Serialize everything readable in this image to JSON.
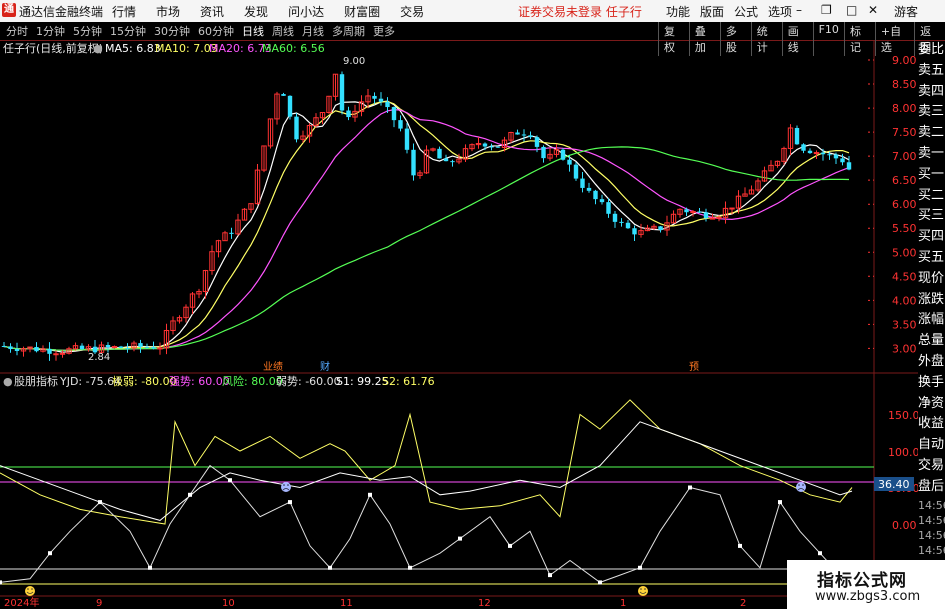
{
  "app": {
    "logo": "通",
    "title": "通达信金融终端",
    "menu": [
      "行情",
      "市场",
      "资讯",
      "发现",
      "问小达",
      "财富圈",
      "交易"
    ],
    "warning": "证券交易未登录  任子行",
    "right_menu": [
      "功能",
      "版面",
      "公式",
      "选项"
    ],
    "user": "游客"
  },
  "toolbar": {
    "periods": [
      "分时",
      "1分钟",
      "5分钟",
      "15分钟",
      "30分钟",
      "60分钟",
      "日线",
      "周线",
      "月线",
      "多周期",
      "更多"
    ],
    "active_period": "日线",
    "tools": [
      "复权",
      "叠加",
      "多股",
      "统计",
      "画线",
      "F10",
      "标记",
      "+自选",
      "返回"
    ]
  },
  "main_chart": {
    "stock_label": "任子行(日线,前复权)",
    "ma_legend": [
      {
        "label": "MA5: 6.83",
        "color": "#ffffff"
      },
      {
        "label": "MA10: 7.03",
        "color": "#ffff66"
      },
      {
        "label": "MA20: 6.73",
        "color": "#ff55ff"
      },
      {
        "label": "MA60: 6.56",
        "color": "#55ff55"
      }
    ],
    "y_ticks": [
      "9.00",
      "8.50",
      "8.00",
      "7.50",
      "7.00",
      "6.50",
      "6.00",
      "5.50",
      "5.00",
      "4.50",
      "4.00",
      "3.50",
      "3.00"
    ],
    "ylim": [
      2.8,
      9.25
    ],
    "high_label": "9.00",
    "low_label": "2.84",
    "event_markers": [
      "业绩",
      "财",
      "预"
    ]
  },
  "indicator": {
    "legend": [
      {
        "label": "股朋指标",
        "color": "#e0e0e0"
      },
      {
        "label": "YJD: -75.64",
        "color": "#e0e0e0"
      },
      {
        "label": "极弱: -80.00",
        "color": "#ffff66"
      },
      {
        "label": "强势: 60.00",
        "color": "#ff55ff"
      },
      {
        "label": "风险: 80.00",
        "color": "#55ff55"
      },
      {
        "label": "弱势: -60.00",
        "color": "#e0e0e0"
      },
      {
        "label": "S1: 99.25",
        "color": "#ffffff"
      },
      {
        "label": "S2: 61.76",
        "color": "#ffff66"
      }
    ],
    "y_ticks": [
      "150.0",
      "100.0",
      "50.00",
      "0.00"
    ],
    "current_value": "36.40"
  },
  "x_axis": {
    "labels": [
      "2024年",
      "9",
      "10",
      "11",
      "12",
      "1",
      "2"
    ]
  },
  "sidebar": {
    "items": [
      "委比",
      "卖五",
      "卖四",
      "卖三",
      "卖二",
      "卖一",
      "买一",
      "买二",
      "买三",
      "买四",
      "买五",
      "现价",
      "涨跌",
      "涨幅",
      "总量",
      "外盘",
      "换手",
      "净资",
      "收益",
      "自动",
      "交易",
      "盘后",
      "14:56",
      "14:56",
      "14:56",
      "14:56",
      "14:56",
      "14:56",
      "14:56"
    ]
  },
  "colors": {
    "up": "#ff3333",
    "down": "#33e0ff",
    "grid": "#7a1a1a",
    "ma5": "#ffffff",
    "ma10": "#ffff66",
    "ma20": "#ff55ff",
    "ma60": "#55ff55"
  },
  "watermark": {
    "title": "指标公式网",
    "url": "www.zbgs3.com"
  }
}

--- --- ---

To be done → Quote every line word for word and keep the images out of the copy.

Answer in full →
Serialize everything readable in this image to JSON.
{
  "app": {
    "logo": "通",
    "title": "通达信金融终端",
    "menu": [
      "行情",
      "市场",
      "资讯",
      "发现",
      "问小达",
      "财富圈",
      "交易"
    ],
    "warning": "证券交易未登录  任子行",
    "right_menu": [
      "功能",
      "版面",
      "公式",
      "选项"
    ],
    "user": "游客"
  },
  "toolbar": {
    "periods": [
      "分时",
      "1分钟",
      "5分钟",
      "15分钟",
      "30分钟",
      "60分钟",
      "日线",
      "周线",
      "月线",
      "多周期",
      "更多"
    ],
    "active_period": "日线",
    "tools": [
      "复权",
      "叠加",
      "多股",
      "统计",
      "画线",
      "F10",
      "标记",
      "+自选",
      "返回"
    ]
  },
  "main_chart": {
    "stock_label": "任子行(日线,前复权)",
    "ma_legend": [
      {
        "label": "MA5: 6.83",
        "color": "#ffffff"
      },
      {
        "label": "MA10: 7.03",
        "color": "#ffff66"
      },
      {
        "label": "MA20: 6.73",
        "color": "#ff55ff"
      },
      {
        "label": "MA60: 6.56",
        "color": "#55ff55"
      }
    ],
    "y_ticks": [
      "9.00",
      "8.50",
      "8.00",
      "7.50",
      "7.00",
      "6.50",
      "6.00",
      "5.50",
      "5.00",
      "4.50",
      "4.00",
      "3.50",
      "3.00"
    ],
    "ylim": [
      2.8,
      9.25
    ],
    "high_label": "9.00",
    "low_label": "2.84",
    "event_markers": [
      "业绩",
      "财",
      "预"
    ]
  },
  "indicator": {
    "legend": [
      {
        "label": "股朋指标",
        "color": "#e0e0e0"
      },
      {
        "label": "YJD: -75.64",
        "color": "#e0e0e0"
      },
      {
        "label": "极弱: -80.00",
        "color": "#ffff66"
      },
      {
        "label": "强势: 60.00",
        "color": "#ff55ff"
      },
      {
        "label": "风险: 80.00",
        "color": "#55ff55"
      },
      {
        "label": "弱势: -60.00",
        "color": "#e0e0e0"
      },
      {
        "label": "S1: 99.25",
        "color": "#ffffff"
      },
      {
        "label": "S2: 61.76",
        "color": "#ffff66"
      }
    ],
    "y_ticks": [
      "150.0",
      "100.0",
      "50.00",
      "0.00"
    ],
    "current_value": "36.40"
  },
  "x_axis": {
    "labels": [
      "2024年",
      "9",
      "10",
      "11",
      "12",
      "1",
      "2"
    ]
  },
  "sidebar": {
    "items": [
      "委比",
      "卖五",
      "卖四",
      "卖三",
      "卖二",
      "卖一",
      "买一",
      "买二",
      "买三",
      "买四",
      "买五",
      "现价",
      "涨跌",
      "涨幅",
      "总量",
      "外盘",
      "换手",
      "净资",
      "收益",
      "自动",
      "交易",
      "盘后",
      "14:56",
      "14:56",
      "14:56",
      "14:56",
      "14:56",
      "14:56",
      "14:56"
    ]
  },
  "colors": {
    "up": "#ff3333",
    "down": "#33e0ff",
    "grid": "#7a1a1a",
    "ma5": "#ffffff",
    "ma10": "#ffff66",
    "ma20": "#ff55ff",
    "ma60": "#55ff55"
  },
  "watermark": {
    "title": "指标公式网",
    "url": "www.zbgs3.com"
  }
}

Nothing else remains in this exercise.